→ **REQUIREMENTS**: Copy out all the data, word for word.

........

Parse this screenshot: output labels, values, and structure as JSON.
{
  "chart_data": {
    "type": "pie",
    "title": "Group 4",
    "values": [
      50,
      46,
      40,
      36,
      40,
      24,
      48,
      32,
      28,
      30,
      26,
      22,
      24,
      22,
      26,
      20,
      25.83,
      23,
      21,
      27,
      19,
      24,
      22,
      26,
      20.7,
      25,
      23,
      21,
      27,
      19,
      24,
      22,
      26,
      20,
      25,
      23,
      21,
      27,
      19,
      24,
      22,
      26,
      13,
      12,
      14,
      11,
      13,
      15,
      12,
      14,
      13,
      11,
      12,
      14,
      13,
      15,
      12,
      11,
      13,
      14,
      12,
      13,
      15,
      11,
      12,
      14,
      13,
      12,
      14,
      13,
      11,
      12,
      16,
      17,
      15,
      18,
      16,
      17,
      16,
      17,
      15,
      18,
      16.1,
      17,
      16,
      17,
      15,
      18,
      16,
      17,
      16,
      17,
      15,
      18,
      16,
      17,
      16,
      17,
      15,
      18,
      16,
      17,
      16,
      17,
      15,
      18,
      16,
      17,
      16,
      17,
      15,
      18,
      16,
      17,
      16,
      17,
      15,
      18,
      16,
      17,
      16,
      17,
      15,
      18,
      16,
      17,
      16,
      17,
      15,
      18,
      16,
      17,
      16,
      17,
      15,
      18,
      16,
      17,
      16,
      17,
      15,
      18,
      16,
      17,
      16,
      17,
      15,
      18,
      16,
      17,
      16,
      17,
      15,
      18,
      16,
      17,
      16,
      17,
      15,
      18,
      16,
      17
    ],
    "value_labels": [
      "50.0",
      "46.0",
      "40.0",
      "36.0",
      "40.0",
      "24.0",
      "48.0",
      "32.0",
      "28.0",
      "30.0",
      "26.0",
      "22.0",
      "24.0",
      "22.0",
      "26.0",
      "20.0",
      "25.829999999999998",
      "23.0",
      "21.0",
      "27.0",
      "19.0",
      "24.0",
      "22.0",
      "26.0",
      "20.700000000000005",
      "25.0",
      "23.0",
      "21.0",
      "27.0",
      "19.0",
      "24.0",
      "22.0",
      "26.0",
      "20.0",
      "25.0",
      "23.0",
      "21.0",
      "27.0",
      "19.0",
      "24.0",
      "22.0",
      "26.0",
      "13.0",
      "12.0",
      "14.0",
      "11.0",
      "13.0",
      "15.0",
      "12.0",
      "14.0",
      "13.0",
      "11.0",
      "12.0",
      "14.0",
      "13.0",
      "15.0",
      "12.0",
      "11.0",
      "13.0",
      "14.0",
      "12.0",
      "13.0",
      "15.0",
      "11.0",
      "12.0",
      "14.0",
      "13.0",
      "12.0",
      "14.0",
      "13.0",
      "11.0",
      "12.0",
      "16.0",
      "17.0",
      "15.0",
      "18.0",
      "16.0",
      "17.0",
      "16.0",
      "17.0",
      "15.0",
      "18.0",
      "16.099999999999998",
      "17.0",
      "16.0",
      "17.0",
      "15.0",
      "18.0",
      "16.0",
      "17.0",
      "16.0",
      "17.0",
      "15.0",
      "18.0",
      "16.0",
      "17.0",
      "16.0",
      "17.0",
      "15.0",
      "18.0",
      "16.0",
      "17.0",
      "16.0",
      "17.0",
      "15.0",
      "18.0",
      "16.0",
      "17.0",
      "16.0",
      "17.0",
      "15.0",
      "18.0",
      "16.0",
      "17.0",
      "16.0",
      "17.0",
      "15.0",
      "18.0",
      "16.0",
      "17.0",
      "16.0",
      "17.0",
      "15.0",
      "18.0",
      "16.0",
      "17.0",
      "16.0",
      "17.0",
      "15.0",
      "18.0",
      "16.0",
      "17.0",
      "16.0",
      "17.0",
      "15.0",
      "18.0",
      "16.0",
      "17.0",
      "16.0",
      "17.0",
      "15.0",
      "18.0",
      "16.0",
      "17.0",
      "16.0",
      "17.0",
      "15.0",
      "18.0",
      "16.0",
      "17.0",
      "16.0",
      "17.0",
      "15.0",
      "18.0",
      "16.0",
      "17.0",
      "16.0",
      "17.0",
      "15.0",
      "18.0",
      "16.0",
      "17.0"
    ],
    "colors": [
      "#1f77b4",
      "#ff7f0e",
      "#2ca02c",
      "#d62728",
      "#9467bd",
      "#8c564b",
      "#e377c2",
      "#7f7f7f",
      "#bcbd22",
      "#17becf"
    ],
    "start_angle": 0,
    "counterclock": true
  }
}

........

→ **EXERCISE ANSWER**:
Parse this screenshot: output labels, values, and structure as JSON.
{
  "chart_data": {
    "type": "pie",
    "title": "Group 4",
    "values": [
      50,
      46,
      40,
      36,
      40,
      24,
      48,
      32,
      28,
      30,
      26,
      22,
      24,
      22,
      26,
      20,
      25.83,
      23,
      21,
      27,
      19,
      24,
      22,
      26,
      20.7,
      25,
      23,
      21,
      27,
      19,
      24,
      22,
      26,
      20,
      25,
      23,
      21,
      27,
      19,
      24,
      22,
      26,
      13,
      12,
      14,
      11,
      13,
      15,
      12,
      14,
      13,
      11,
      12,
      14,
      13,
      15,
      12,
      11,
      13,
      14,
      12,
      13,
      15,
      11,
      12,
      14,
      13,
      12,
      14,
      13,
      11,
      12,
      16,
      17,
      15,
      18,
      16,
      17,
      16,
      17,
      15,
      18,
      16.1,
      17,
      16,
      17,
      15,
      18,
      16,
      17,
      16,
      17,
      15,
      18,
      16,
      17,
      16,
      17,
      15,
      18,
      16,
      17,
      16,
      17,
      15,
      18,
      16,
      17,
      16,
      17,
      15,
      18,
      16,
      17,
      16,
      17,
      15,
      18,
      16,
      17,
      16,
      17,
      15,
      18,
      16,
      17,
      16,
      17,
      15,
      18,
      16,
      17,
      16,
      17,
      15,
      18,
      16,
      17,
      16,
      17,
      15,
      18,
      16,
      17,
      16,
      17,
      15,
      18,
      16,
      17,
      16,
      17,
      15,
      18,
      16,
      17,
      16,
      17,
      15,
      18,
      16,
      17
    ],
    "value_labels": [
      "50.0",
      "46.0",
      "40.0",
      "36.0",
      "40.0",
      "24.0",
      "48.0",
      "32.0",
      "28.0",
      "30.0",
      "26.0",
      "22.0",
      "24.0",
      "22.0",
      "26.0",
      "20.0",
      "25.829999999999998",
      "23.0",
      "21.0",
      "27.0",
      "19.0",
      "24.0",
      "22.0",
      "26.0",
      "20.700000000000005",
      "25.0",
      "23.0",
      "21.0",
      "27.0",
      "19.0",
      "24.0",
      "22.0",
      "26.0",
      "20.0",
      "25.0",
      "23.0",
      "21.0",
      "27.0",
      "19.0",
      "24.0",
      "22.0",
      "26.0",
      "13.0",
      "12.0",
      "14.0",
      "11.0",
      "13.0",
      "15.0",
      "12.0",
      "14.0",
      "13.0",
      "11.0",
      "12.0",
      "14.0",
      "13.0",
      "15.0",
      "12.0",
      "11.0",
      "13.0",
      "14.0",
      "12.0",
      "13.0",
      "15.0",
      "11.0",
      "12.0",
      "14.0",
      "13.0",
      "12.0",
      "14.0",
      "13.0",
      "11.0",
      "12.0",
      "16.0",
      "17.0",
      "15.0",
      "18.0",
      "16.0",
      "17.0",
      "16.0",
      "17.0",
      "15.0",
      "18.0",
      "16.099999999999998",
      "17.0",
      "16.0",
      "17.0",
      "15.0",
      "18.0",
      "16.0",
      "17.0",
      "16.0",
      "17.0",
      "15.0",
      "18.0",
      "16.0",
      "17.0",
      "16.0",
      "17.0",
      "15.0",
      "18.0",
      "16.0",
      "17.0",
      "16.0",
      "17.0",
      "15.0",
      "18.0",
      "16.0",
      "17.0",
      "16.0",
      "17.0",
      "15.0",
      "18.0",
      "16.0",
      "17.0",
      "16.0",
      "17.0",
      "15.0",
      "18.0",
      "16.0",
      "17.0",
      "16.0",
      "17.0",
      "15.0",
      "18.0",
      "16.0",
      "17.0",
      "16.0",
      "17.0",
      "15.0",
      "18.0",
      "16.0",
      "17.0",
      "16.0",
      "17.0",
      "15.0",
      "18.0",
      "16.0",
      "17.0",
      "16.0",
      "17.0",
      "15.0",
      "18.0",
      "16.0",
      "17.0",
      "16.0",
      "17.0",
      "15.0",
      "18.0",
      "16.0",
      "17.0",
      "16.0",
      "17.0",
      "15.0",
      "18.0",
      "16.0",
      "17.0",
      "16.0",
      "17.0",
      "15.0",
      "18.0",
      "16.0",
      "17.0"
    ],
    "colors": [
      "#1f77b4",
      "#ff7f0e",
      "#2ca02c",
      "#d62728",
      "#9467bd",
      "#8c564b",
      "#e377c2",
      "#7f7f7f",
      "#bcbd22",
      "#17becf"
    ],
    "start_angle": 0,
    "counterclock": true
  }
}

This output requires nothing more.